Task to carry out.
From the paella cooking-class post, extract the stretch from "Cooking Class /" through "ensures great results.", copying it word for word.

===== Text passage =====

Archive for June, 2010

Cooking Class / Paella Mixta

Thursday, June 24th, 2010

I really enjoy teaching at the Kitchen Engine in the Spokane Flour Mill. This family run kitchen store is chock full of an impressive array of everything for cooking anything! The class / teaching area is a well stocked kitchen with overhead monitors for easy viewing. In our last class we cooked a perfect paella, rich with the indescribable flavor of saffron and homemade chicken broth. This one-pan meal is great for a crowd and learning a few important techniques ensures great results.

A Cook With Us.com recipe
Paella Mixta
Seafood paella, a fragrant mixture of seafood, meat and rice originated along the Mediterranean coast of Valencia, Spain. Essentially a shepherd’s or fisherman’s pot luck meal, the carefully tended paellera set over an outdoor fire beckoned workers to a delicious meal graced with local ingredients seasonally available in the countryside.

1 pinch or ½ tsp. saffron threads
¼ cup olive oil
½ lb. or more Spanish style chorizo* sausage links, cut into rounds
1 chicken cut into 2” pieces with skin intact, leave legs whole
1 med. white onion, diced
4 cloves garlic, chopped
1 cup dry white wine
6 cups rich chicken broth
1 Tbl. Bittersweet Spanish paprika
½ tsp. crushed red pepper flakes
¼ cup chopped fresh parsley
½ tsp dried rosemary
½ tsp dried thyme
3 cups short grained Spanish rice*
1 – 2 sprigs fresh rosemary
1 lb. mussels, scrubbed clean
20 large shrimp, peeled and deveined
¼ cup fresh or frozen peas
1 lemon, sliced into eighths for garnish
chopped chives or scallion for garnish

Add saffron to a half cup of warm water and allow to” bloom”. Bring chicken stock to a simmer.

Heat olive oil in the paella pan or a wide bottom skillet over med. high heat. Dry the chicken pieces and season liberally with salt and pepper. Brown the chicken well in the hot oil and remove to a platter. Brown the chorizo in the same manner and remove from pan. Add the onion to the pan and sauté until wilted, add the garlic and continue to cook and stir until soft. Take care not to burn the garlic as it will taste bitter. Add the wine and simmer until most is reduced.

Stir in the simmering chicken stock, ½ cup of saffron water, paprika, parsley, rosemary, thyme and salt. Bring to a gentle boil. Add the rice, (traditionally in the shape of a cross) fresh rosemary sprig, and peas, reduce heat to low, cook uncovered for about 10 minutes without stirring. Bury the chicken and sausage into the partially cooked rice and continue to cook uncovered for another ten minutes. ( Extra broth may be added if the rice is still hard and most of the liquid has been absorbed.) Next add the shrimp and mussels in the rice and continue to cook over low heat until the shrimp are pink and the rice is tender and the broth absorbed.

===== Record excerpts =====

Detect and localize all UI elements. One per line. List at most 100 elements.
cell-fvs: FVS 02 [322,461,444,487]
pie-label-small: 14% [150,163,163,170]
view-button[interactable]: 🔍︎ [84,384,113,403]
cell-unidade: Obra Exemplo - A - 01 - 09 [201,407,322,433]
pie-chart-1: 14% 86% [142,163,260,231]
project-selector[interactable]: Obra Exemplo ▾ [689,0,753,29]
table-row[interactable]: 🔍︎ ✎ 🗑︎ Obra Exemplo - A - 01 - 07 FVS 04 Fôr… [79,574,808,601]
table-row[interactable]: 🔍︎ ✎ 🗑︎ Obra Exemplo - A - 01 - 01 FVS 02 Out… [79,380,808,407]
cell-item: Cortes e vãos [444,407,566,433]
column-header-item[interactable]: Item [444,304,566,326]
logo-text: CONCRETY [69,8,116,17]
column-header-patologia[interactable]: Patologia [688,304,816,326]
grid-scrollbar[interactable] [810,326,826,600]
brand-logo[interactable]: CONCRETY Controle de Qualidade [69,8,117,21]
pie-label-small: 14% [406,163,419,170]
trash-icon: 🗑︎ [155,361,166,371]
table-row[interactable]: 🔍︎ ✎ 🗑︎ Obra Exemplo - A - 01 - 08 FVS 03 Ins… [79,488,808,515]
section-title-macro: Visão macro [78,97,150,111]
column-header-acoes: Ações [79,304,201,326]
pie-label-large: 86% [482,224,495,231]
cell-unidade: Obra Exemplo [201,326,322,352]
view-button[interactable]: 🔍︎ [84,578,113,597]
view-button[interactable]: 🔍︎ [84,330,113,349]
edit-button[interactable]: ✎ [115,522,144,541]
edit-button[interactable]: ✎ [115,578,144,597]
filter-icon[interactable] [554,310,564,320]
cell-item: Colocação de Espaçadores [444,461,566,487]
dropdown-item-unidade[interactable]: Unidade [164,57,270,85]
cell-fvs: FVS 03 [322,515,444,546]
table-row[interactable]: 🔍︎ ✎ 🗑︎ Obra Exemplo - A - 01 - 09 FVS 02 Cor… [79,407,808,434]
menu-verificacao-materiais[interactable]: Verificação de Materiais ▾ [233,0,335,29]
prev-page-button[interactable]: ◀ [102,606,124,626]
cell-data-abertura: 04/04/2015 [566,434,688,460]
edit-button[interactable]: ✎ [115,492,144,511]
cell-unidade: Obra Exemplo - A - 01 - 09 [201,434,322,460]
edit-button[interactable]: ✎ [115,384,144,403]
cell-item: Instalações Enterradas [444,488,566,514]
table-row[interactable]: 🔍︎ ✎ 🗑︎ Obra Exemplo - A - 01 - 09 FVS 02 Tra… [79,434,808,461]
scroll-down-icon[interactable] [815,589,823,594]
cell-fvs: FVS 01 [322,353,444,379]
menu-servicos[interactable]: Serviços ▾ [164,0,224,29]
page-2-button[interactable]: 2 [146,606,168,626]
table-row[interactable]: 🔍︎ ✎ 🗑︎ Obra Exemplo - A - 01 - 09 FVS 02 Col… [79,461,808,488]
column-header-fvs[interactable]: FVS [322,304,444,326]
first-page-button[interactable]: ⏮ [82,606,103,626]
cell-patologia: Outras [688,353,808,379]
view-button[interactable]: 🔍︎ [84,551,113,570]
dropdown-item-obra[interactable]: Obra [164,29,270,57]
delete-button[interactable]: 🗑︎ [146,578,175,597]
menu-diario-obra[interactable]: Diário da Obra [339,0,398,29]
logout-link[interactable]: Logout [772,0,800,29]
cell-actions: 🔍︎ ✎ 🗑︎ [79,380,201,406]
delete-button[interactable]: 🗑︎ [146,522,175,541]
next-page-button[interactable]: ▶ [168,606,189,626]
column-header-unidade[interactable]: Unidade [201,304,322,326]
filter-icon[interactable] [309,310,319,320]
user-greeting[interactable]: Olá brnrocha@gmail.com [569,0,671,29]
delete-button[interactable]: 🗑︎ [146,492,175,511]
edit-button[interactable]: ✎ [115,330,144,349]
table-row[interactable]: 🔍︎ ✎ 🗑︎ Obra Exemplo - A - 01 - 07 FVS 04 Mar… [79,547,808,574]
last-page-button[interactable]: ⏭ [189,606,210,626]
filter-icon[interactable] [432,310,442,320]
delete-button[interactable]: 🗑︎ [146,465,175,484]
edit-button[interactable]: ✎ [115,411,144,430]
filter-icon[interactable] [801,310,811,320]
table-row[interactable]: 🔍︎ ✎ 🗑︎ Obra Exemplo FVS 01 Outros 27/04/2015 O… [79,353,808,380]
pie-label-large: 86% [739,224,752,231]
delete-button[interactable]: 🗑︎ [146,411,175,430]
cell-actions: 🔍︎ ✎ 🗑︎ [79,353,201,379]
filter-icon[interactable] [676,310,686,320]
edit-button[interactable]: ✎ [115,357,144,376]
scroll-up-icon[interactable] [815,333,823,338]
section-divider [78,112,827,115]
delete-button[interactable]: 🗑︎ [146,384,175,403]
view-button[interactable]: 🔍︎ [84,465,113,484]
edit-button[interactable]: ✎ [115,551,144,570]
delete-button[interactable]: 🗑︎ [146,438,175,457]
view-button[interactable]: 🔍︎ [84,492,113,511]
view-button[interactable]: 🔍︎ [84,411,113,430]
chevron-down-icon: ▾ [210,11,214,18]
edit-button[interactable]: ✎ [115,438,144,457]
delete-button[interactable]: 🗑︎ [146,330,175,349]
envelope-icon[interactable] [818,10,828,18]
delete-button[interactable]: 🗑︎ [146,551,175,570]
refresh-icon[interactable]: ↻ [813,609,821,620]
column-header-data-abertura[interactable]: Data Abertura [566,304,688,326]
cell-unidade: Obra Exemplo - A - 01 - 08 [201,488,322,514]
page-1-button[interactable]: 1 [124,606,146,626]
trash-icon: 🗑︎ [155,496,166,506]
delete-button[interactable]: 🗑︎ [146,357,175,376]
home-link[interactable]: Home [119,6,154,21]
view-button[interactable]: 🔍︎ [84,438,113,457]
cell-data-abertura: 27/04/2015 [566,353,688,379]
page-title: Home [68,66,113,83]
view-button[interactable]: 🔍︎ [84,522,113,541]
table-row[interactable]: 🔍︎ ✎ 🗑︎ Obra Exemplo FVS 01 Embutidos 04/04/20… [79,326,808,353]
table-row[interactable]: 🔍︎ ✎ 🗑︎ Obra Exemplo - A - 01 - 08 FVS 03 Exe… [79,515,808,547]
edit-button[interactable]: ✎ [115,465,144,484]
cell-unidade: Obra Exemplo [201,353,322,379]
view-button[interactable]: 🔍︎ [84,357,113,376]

=====

Response below.
Cooking Class / Paella Mixta

Thursday, June 24th, 2010

I really enjoy teaching at the Kitchen Engine in the Spokane Flour Mill. This family run kitchen store is chock full of an impressive array of everything for cooking anything! The class / teaching area is a well stocked kitchen with overhead monitors for easy viewing. In our last class we cooked a perfect paella, rich with the indescribable flavor of saffron and homemade chicken broth. This one-pan meal is great for a crowd and learning a few important techniques ensures great results.